## THE TASK
Count the lines below that contain the word "Shrinkwrap". Give only the number.

## SOURCE RECORDS
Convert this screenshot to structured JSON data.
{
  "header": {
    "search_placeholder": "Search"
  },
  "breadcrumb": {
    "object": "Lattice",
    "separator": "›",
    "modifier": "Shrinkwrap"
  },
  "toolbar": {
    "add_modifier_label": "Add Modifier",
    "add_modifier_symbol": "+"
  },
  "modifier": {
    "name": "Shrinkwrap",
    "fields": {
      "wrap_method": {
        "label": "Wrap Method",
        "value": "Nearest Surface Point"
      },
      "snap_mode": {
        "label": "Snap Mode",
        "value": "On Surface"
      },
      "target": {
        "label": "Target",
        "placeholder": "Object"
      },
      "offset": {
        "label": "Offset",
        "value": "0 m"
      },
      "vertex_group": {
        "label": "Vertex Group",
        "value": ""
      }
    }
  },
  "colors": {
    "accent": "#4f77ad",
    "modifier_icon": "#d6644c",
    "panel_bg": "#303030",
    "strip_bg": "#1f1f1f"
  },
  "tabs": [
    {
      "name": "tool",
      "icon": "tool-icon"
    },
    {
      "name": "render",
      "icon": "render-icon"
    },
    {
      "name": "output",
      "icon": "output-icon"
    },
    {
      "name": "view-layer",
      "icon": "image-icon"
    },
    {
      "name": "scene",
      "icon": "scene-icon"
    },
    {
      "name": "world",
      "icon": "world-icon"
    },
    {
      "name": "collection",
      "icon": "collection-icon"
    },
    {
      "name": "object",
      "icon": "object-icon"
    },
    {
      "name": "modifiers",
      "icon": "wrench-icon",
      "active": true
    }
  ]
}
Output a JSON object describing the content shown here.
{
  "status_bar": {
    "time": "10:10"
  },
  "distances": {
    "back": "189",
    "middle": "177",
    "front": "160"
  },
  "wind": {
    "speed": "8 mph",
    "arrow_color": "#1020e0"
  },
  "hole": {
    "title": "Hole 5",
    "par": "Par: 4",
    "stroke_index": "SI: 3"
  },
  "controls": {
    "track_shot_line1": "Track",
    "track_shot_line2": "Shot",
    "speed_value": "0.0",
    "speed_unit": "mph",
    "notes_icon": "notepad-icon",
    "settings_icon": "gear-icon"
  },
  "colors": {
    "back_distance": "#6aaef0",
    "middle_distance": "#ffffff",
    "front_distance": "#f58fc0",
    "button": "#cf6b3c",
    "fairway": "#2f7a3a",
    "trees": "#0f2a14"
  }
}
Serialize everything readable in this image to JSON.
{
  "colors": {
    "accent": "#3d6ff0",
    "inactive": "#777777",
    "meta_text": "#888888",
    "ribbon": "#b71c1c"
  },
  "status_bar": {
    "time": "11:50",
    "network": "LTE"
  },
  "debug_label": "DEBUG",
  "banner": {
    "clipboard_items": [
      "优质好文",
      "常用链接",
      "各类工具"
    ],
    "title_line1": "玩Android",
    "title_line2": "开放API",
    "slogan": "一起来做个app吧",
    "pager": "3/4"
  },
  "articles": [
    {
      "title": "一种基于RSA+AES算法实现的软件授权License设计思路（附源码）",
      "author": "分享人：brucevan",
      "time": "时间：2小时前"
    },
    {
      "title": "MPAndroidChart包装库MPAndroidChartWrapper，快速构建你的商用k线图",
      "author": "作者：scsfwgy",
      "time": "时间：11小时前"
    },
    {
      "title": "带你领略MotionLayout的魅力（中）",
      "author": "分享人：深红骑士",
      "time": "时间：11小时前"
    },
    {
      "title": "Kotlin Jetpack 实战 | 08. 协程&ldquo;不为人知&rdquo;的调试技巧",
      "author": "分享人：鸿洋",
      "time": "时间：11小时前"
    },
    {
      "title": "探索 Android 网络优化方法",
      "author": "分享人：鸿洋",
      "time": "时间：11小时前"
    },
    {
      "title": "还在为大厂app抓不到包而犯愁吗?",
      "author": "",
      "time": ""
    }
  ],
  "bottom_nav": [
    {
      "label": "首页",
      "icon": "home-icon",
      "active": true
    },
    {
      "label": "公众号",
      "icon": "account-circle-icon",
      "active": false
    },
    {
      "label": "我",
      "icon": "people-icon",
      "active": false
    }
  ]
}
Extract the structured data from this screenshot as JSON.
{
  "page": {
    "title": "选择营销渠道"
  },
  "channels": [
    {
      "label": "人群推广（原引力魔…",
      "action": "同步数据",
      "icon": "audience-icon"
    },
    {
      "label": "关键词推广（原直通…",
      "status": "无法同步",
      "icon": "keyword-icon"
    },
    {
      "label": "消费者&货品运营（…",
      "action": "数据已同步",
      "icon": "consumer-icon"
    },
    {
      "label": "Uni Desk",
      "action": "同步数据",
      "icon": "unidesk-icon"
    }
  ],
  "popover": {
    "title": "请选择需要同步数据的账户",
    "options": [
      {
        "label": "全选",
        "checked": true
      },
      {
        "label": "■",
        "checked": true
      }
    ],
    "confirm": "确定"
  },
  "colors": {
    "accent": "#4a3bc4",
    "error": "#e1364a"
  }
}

## RESULT OF THE EXERCISE
2